[Task directions]
Give every entry again, word for word.

[Raw data]
################

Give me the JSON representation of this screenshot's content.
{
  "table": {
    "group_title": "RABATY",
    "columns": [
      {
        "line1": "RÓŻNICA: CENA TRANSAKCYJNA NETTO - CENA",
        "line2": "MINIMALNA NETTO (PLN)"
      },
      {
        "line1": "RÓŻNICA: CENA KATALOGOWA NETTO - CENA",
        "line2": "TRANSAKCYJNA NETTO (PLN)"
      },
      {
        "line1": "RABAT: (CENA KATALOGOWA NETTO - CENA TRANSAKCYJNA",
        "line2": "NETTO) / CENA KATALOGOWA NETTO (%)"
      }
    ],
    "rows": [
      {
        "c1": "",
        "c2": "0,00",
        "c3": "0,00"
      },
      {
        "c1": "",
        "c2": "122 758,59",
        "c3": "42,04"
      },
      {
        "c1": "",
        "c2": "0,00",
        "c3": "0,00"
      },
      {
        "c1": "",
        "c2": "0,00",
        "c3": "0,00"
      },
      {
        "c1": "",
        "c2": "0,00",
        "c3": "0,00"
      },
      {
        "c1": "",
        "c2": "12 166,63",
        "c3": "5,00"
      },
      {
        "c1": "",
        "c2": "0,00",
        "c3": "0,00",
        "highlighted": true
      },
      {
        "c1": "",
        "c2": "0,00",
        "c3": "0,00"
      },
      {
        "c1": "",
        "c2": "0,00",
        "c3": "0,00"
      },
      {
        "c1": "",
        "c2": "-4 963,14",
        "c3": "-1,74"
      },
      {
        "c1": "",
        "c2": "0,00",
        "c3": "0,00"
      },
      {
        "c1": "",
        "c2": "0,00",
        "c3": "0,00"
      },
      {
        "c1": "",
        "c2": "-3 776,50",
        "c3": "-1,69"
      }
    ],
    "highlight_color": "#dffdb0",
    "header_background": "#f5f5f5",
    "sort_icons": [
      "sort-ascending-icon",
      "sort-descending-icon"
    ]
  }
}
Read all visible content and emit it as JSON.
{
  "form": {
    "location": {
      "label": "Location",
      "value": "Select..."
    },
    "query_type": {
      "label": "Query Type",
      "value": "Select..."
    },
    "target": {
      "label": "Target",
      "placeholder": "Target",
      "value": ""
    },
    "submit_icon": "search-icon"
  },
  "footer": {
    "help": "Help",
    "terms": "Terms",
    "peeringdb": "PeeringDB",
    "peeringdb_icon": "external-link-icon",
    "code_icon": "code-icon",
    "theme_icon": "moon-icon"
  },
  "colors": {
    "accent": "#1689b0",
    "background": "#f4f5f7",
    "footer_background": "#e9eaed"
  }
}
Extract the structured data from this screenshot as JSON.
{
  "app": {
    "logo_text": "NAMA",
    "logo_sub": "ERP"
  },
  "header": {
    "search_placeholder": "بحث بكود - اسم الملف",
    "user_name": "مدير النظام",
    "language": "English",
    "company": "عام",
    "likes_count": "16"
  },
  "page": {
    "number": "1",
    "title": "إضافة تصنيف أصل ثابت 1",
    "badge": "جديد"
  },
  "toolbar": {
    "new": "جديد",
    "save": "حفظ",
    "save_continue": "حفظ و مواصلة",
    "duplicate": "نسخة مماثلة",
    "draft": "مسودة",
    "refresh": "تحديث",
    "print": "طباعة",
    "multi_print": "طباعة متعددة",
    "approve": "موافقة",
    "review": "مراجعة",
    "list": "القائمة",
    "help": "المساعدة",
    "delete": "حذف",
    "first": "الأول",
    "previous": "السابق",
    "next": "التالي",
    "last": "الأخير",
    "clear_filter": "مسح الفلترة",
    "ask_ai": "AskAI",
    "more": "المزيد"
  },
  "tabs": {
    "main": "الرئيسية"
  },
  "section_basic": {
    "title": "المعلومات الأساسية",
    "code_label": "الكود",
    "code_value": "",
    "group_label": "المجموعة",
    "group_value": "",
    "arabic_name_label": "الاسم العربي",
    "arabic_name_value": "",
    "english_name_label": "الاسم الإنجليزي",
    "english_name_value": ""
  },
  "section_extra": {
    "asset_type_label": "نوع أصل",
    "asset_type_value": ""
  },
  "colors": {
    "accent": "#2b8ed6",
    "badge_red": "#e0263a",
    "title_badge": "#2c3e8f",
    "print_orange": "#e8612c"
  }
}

################

[Response for this exercise]
Give me the JSON representation of this screenshot's content.
{
  "table": {
    "group_title": "RABATY",
    "columns": [
      {
        "line1": "RÓŻNICA: CENA TRANSAKCYJNA NETTO - CENA",
        "line2": "MINIMALNA NETTO (PLN)"
      },
      {
        "line1": "RÓŻNICA: CENA KATALOGOWA NETTO - CENA",
        "line2": "TRANSAKCYJNA NETTO (PLN)"
      },
      {
        "line1": "RABAT: (CENA KATALOGOWA NETTO - CENA TRANSAKCYJNA",
        "line2": "NETTO) / CENA KATALOGOWA NETTO (%)"
      }
    ],
    "rows": [
      {
        "c1": "",
        "c2": "0,00",
        "c3": "0,00"
      },
      {
        "c1": "",
        "c2": "122 758,59",
        "c3": "42,04"
      },
      {
        "c1": "",
        "c2": "0,00",
        "c3": "0,00"
      },
      {
        "c1": "",
        "c2": "0,00",
        "c3": "0,00"
      },
      {
        "c1": "",
        "c2": "0,00",
        "c3": "0,00"
      },
      {
        "c1": "",
        "c2": "12 166,63",
        "c3": "5,00"
      },
      {
        "c1": "",
        "c2": "0,00",
        "c3": "0,00",
        "highlighted": true
      },
      {
        "c1": "",
        "c2": "0,00",
        "c3": "0,00"
      },
      {
        "c1": "",
        "c2": "0,00",
        "c3": "0,00"
      },
      {
        "c1": "",
        "c2": "-4 963,14",
        "c3": "-1,74"
      },
      {
        "c1": "",
        "c2": "0,00",
        "c3": "0,00"
      },
      {
        "c1": "",
        "c2": "0,00",
        "c3": "0,00"
      },
      {
        "c1": "",
        "c2": "-3 776,50",
        "c3": "-1,69"
      }
    ],
    "highlight_color": "#dffdb0",
    "header_background": "#f5f5f5",
    "sort_icons": [
      "sort-ascending-icon",
      "sort-descending-icon"
    ]
  }
}
Read all visible content and emit it as JSON.
{
  "form": {
    "location": {
      "label": "Location",
      "value": "Select..."
    },
    "query_type": {
      "label": "Query Type",
      "value": "Select..."
    },
    "target": {
      "label": "Target",
      "placeholder": "Target",
      "value": ""
    },
    "submit_icon": "search-icon"
  },
  "footer": {
    "help": "Help",
    "terms": "Terms",
    "peeringdb": "PeeringDB",
    "peeringdb_icon": "external-link-icon",
    "code_icon": "code-icon",
    "theme_icon": "moon-icon"
  },
  "colors": {
    "accent": "#1689b0",
    "background": "#f4f5f7",
    "footer_background": "#e9eaed"
  }
}
Extract the structured data from this screenshot as JSON.
{
  "app": {
    "logo_text": "NAMA",
    "logo_sub": "ERP"
  },
  "header": {
    "search_placeholder": "بحث بكود - اسم الملف",
    "user_name": "مدير النظام",
    "language": "English",
    "company": "عام",
    "likes_count": "16"
  },
  "page": {
    "number": "1",
    "title": "إضافة تصنيف أصل ثابت 1",
    "badge": "جديد"
  },
  "toolbar": {
    "new": "جديد",
    "save": "حفظ",
    "save_continue": "حفظ و مواصلة",
    "duplicate": "نسخة مماثلة",
    "draft": "مسودة",
    "refresh": "تحديث",
    "print": "طباعة",
    "multi_print": "طباعة متعددة",
    "approve": "موافقة",
    "review": "مراجعة",
    "list": "القائمة",
    "help": "المساعدة",
    "delete": "حذف",
    "first": "الأول",
    "previous": "السابق",
    "next": "التالي",
    "last": "الأخير",
    "clear_filter": "مسح الفلترة",
    "ask_ai": "AskAI",
    "more": "المزيد"
  },
  "tabs": {
    "main": "الرئيسية"
  },
  "section_basic": {
    "title": "المعلومات الأساسية",
    "code_label": "الكود",
    "code_value": "",
    "group_label": "المجموعة",
    "group_value": "",
    "arabic_name_label": "الاسم العربي",
    "arabic_name_value": "",
    "english_name_label": "الاسم الإنجليزي",
    "english_name_value": ""
  },
  "section_extra": {
    "asset_type_label": "نوع أصل",
    "asset_type_value": ""
  },
  "colors": {
    "accent": "#2b8ed6",
    "badge_red": "#e0263a",
    "title_badge": "#2c3e8f",
    "print_orange": "#e8612c"
  }
}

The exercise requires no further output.